--- START DATASET RECORDS ---

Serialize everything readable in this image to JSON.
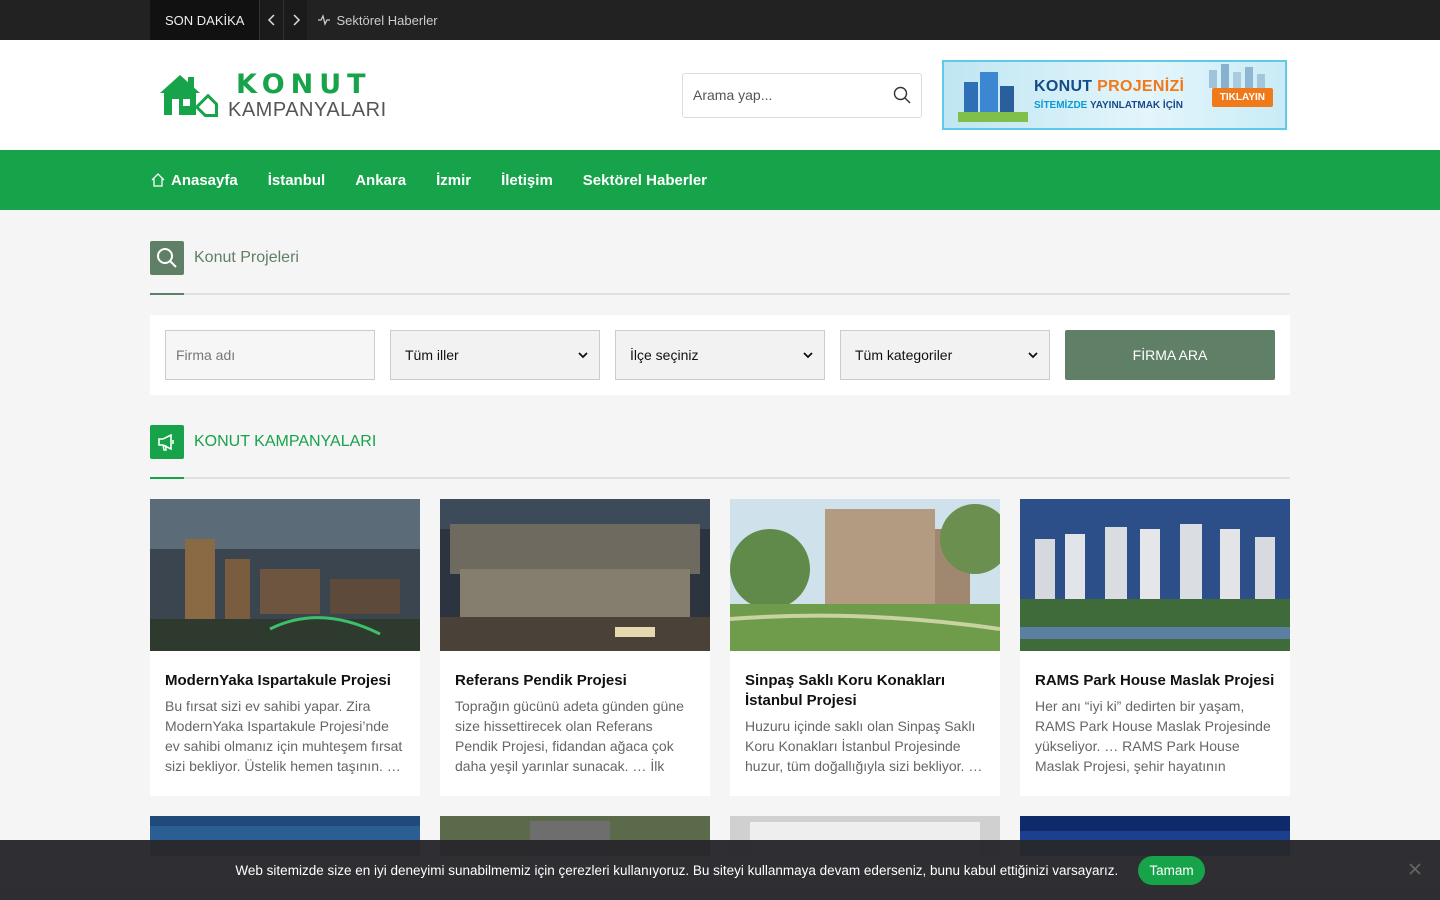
{
  "topbar": {
    "breaking_label": "SON DAKİKA",
    "ticker_text": "Sektörel Haberler"
  },
  "header": {
    "logo_top": "KONUT",
    "logo_bottom": "KAMPANYALARI",
    "search_placeholder": "Arama yap...",
    "banner": {
      "title_a": "KONUT ",
      "title_b": "PROJENİZİ",
      "sub_a": "SİTEMİZDE ",
      "sub_b": "YAYINLATMAK İÇİN",
      "button": "TIKLAYIN"
    }
  },
  "nav": {
    "items": [
      {
        "label": "Anasayfa"
      },
      {
        "label": "İstanbul"
      },
      {
        "label": "Ankara"
      },
      {
        "label": "İzmir"
      },
      {
        "label": "İletişim"
      },
      {
        "label": "Sektörel Haberler"
      }
    ]
  },
  "section1": {
    "title": "Konut Projeleri"
  },
  "filter": {
    "firm_placeholder": "Firma adı",
    "province": "Tüm iller",
    "district": "İlçe seçiniz",
    "category": "Tüm kategoriler",
    "button": "FİRMA ARA"
  },
  "section2": {
    "title": "KONUT KAMPANYALARI"
  },
  "cards": [
    {
      "title": "ModernYaka Ispartakule Projesi",
      "excerpt": "Bu fırsat sizi ev sahibi yapar. Zira ModernYaka Ispartakule Projesi’nde ev sahibi olmanız için muhteşem fırsat sizi bekliyor. Üstelik hemen taşının. …"
    },
    {
      "title": "Referans Pendik Projesi",
      "excerpt": "Toprağın gücünü adeta günden güne size hissettirecek olan Referans Pendik Projesi, fidandan ağaca çok daha yeşil yarınlar sunacak. … İlk"
    },
    {
      "title": "Sinpaş Saklı Koru Konakları İstanbul Projesi",
      "excerpt": "Huzuru içinde saklı olan Sinpaş Saklı Koru Konakları İstanbul Projesinde huzur, tüm doğallığıyla sizi bekliyor. …"
    },
    {
      "title": "RAMS Park House Maslak Projesi",
      "excerpt": "Her anı “iyi ki” dedirten bir yaşam, RAMS Park House Maslak Projesinde yükseliyor. … RAMS Park House Maslak Projesi, şehir hayatının"
    }
  ],
  "cookie": {
    "message": "Web sitemizde size en iyi deneyimi sunabilmemiz için çerezleri kullanıyoruz. Bu siteyi kullanmaya devam ederseniz, bunu kabul ettiğinizi varsayarız.",
    "accept": "Tamam"
  },
  "colors": {
    "brand_green": "#16a34a",
    "muted_green": "#5f7f67",
    "topbar": "#222222"
  }
}
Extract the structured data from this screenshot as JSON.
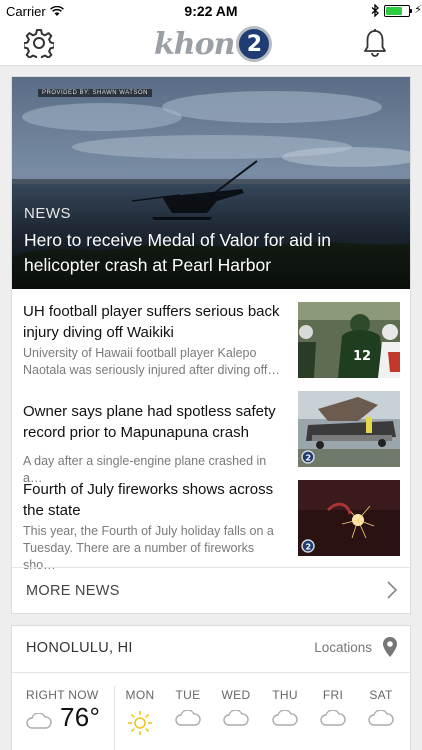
{
  "status_bar": {
    "carrier": "Carrier",
    "time": "9:22 AM"
  },
  "header": {
    "logo_text": "khon",
    "logo_number": "2",
    "settings_icon": "gear-icon",
    "notifications_icon": "bell-icon"
  },
  "top_story": {
    "credit": "PROVIDED BY: SHAWN WATSON",
    "kicker": "NEWS",
    "headline": "Hero to receive Medal of Valor for aid in helicopter crash at Pearl Harbor"
  },
  "stories": [
    {
      "title": "UH football player suffers serious back injury diving off Waikiki",
      "description": "University of Hawaii football player Kalepo Naotala was seriously injured after diving off…"
    },
    {
      "title": "Owner says plane had spotless safety record prior to Mapunapuna crash",
      "description": "A day after a single-engine plane crashed in a…"
    },
    {
      "title": "Fourth of July fireworks shows across the state",
      "description": "This year, the Fourth of July holiday falls on a Tuesday. There are a number of fireworks sho…"
    }
  ],
  "more_news": {
    "label": "MORE NEWS"
  },
  "weather": {
    "city": "HONOLULU, HI",
    "locations_label": "Locations",
    "now_label": "RIGHT NOW",
    "now_temp": "76°",
    "days": [
      "MON",
      "TUE",
      "WED",
      "THU",
      "FRI",
      "SAT"
    ]
  },
  "colors": {
    "accent_sun": "#f5c518",
    "logo_blue": "#1f3d73"
  }
}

--- END DATASET RECORDS ---

WORK INSTRUCTIONS: Across the preceding material, how many lines contain the word "Ispartakule"? State the number alone.

ANSWER TO THIS EXERCISE: 2